Filter the entries and keep only the lines where the string "JSON" appears.
— Begin —
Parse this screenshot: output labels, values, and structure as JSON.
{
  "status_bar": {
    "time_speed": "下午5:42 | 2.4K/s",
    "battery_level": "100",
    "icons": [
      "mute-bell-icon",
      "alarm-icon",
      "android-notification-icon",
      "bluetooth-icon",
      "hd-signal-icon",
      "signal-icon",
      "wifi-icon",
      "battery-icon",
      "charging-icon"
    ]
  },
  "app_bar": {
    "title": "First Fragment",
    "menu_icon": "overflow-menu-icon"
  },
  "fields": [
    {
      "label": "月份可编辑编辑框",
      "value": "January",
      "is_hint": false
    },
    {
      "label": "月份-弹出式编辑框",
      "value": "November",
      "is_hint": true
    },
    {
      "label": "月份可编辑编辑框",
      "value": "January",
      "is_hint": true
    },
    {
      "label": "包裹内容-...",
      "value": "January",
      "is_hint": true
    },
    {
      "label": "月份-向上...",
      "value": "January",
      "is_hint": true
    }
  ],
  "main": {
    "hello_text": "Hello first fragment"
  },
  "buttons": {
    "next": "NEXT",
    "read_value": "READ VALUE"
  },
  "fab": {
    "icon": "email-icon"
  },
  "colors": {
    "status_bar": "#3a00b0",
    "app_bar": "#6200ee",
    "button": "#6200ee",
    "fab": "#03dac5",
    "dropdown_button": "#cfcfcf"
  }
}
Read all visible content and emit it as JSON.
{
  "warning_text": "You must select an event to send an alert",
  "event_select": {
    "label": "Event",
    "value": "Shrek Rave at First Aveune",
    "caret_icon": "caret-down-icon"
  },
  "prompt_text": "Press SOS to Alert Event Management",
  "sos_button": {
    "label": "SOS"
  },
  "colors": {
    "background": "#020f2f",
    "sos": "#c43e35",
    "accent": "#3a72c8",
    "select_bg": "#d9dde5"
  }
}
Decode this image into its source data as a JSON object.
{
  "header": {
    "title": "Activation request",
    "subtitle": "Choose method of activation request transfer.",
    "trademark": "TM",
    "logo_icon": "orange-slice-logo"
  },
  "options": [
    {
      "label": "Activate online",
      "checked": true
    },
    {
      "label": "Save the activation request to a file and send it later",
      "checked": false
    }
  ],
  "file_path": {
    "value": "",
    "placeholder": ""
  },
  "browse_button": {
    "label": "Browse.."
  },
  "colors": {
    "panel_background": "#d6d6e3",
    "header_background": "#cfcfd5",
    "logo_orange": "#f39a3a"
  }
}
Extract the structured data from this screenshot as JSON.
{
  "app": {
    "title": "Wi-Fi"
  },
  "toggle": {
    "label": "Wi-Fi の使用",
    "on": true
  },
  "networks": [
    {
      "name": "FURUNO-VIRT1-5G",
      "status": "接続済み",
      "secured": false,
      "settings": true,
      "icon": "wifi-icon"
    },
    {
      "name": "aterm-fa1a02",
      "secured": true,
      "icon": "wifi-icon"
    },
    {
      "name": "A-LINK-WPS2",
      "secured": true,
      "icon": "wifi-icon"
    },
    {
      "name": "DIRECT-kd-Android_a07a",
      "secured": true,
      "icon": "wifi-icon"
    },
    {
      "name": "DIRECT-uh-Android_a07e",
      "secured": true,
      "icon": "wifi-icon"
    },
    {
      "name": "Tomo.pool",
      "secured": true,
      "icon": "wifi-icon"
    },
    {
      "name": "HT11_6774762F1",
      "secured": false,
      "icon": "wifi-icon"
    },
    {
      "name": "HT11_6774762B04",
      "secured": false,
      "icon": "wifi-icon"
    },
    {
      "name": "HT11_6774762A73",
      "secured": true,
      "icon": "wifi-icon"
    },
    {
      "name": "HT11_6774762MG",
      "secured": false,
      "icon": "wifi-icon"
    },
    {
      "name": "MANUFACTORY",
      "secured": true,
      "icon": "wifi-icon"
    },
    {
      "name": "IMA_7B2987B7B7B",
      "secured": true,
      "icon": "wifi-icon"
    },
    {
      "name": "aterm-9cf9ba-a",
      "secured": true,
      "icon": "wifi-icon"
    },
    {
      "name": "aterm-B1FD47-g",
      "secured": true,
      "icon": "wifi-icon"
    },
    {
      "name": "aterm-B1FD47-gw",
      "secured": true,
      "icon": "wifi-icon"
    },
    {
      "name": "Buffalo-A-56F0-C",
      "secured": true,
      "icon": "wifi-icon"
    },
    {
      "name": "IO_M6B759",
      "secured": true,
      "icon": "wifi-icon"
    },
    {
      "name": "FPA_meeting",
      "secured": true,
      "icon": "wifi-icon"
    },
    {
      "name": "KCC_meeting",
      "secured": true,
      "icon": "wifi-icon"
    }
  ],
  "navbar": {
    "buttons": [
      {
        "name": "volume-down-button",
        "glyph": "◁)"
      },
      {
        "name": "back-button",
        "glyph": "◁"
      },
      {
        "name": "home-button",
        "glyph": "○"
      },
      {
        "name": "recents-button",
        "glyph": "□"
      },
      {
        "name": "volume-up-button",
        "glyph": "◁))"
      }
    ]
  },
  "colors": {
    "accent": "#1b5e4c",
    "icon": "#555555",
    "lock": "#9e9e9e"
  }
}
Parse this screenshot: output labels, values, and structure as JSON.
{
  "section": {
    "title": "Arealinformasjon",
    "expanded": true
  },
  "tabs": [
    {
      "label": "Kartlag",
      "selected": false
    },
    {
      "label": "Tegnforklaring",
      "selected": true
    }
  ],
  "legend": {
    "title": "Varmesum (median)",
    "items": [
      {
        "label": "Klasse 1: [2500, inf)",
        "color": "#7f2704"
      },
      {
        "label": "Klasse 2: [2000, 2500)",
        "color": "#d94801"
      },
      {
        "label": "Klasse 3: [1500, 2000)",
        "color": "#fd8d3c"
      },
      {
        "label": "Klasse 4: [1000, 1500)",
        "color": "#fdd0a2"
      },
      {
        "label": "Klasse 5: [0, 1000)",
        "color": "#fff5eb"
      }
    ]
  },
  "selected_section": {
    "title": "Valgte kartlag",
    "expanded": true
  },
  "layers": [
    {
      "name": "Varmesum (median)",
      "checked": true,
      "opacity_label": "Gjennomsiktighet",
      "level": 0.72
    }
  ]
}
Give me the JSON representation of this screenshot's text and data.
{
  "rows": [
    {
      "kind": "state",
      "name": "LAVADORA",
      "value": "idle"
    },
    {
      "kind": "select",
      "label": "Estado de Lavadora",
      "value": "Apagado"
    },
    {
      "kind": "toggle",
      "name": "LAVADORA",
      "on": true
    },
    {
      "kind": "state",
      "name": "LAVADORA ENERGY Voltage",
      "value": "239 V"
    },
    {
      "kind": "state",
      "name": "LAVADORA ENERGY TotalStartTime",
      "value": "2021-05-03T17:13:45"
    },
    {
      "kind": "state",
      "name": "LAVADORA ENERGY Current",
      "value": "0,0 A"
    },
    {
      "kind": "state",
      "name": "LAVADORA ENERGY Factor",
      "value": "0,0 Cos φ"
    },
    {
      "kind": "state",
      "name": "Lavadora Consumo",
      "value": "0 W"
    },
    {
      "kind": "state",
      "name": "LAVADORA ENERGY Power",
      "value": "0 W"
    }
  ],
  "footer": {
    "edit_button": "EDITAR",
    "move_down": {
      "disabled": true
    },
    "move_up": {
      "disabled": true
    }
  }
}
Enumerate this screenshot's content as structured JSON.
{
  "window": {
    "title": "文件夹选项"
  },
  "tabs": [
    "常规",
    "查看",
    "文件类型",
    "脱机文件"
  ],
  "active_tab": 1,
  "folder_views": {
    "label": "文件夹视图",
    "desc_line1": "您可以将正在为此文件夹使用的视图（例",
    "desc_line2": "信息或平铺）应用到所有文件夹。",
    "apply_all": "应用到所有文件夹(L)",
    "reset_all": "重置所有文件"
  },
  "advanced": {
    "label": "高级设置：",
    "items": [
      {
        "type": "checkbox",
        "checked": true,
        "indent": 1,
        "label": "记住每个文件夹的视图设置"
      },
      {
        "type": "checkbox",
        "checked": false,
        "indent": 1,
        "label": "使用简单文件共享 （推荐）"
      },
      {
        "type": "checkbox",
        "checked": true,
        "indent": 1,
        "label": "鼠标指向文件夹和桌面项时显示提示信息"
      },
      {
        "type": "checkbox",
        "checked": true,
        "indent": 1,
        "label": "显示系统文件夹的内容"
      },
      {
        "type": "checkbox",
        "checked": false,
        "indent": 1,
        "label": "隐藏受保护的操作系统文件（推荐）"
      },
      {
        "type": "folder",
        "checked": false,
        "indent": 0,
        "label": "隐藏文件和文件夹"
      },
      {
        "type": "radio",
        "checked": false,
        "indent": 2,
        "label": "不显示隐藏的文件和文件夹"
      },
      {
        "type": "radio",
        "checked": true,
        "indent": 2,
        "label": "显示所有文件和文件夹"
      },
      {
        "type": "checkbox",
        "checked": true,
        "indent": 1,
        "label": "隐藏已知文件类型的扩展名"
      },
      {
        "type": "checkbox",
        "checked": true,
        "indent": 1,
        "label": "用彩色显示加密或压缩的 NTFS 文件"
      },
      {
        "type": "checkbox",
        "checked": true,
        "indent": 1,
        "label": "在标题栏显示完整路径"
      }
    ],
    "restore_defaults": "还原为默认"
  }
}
— End —
■ **EXERCISE OUTPUT**
Parse this screenshot: output labels, values, and structure as JSON.
Read all visible content and emit it as JSON.
Decode this image into its source data as a JSON object.
Extract the structured data from this screenshot as JSON.
Parse this screenshot: output labels, values, and structure as JSON.
Give me the JSON representation of this screenshot's text and data.
Enumerate this screenshot's content as structured JSON.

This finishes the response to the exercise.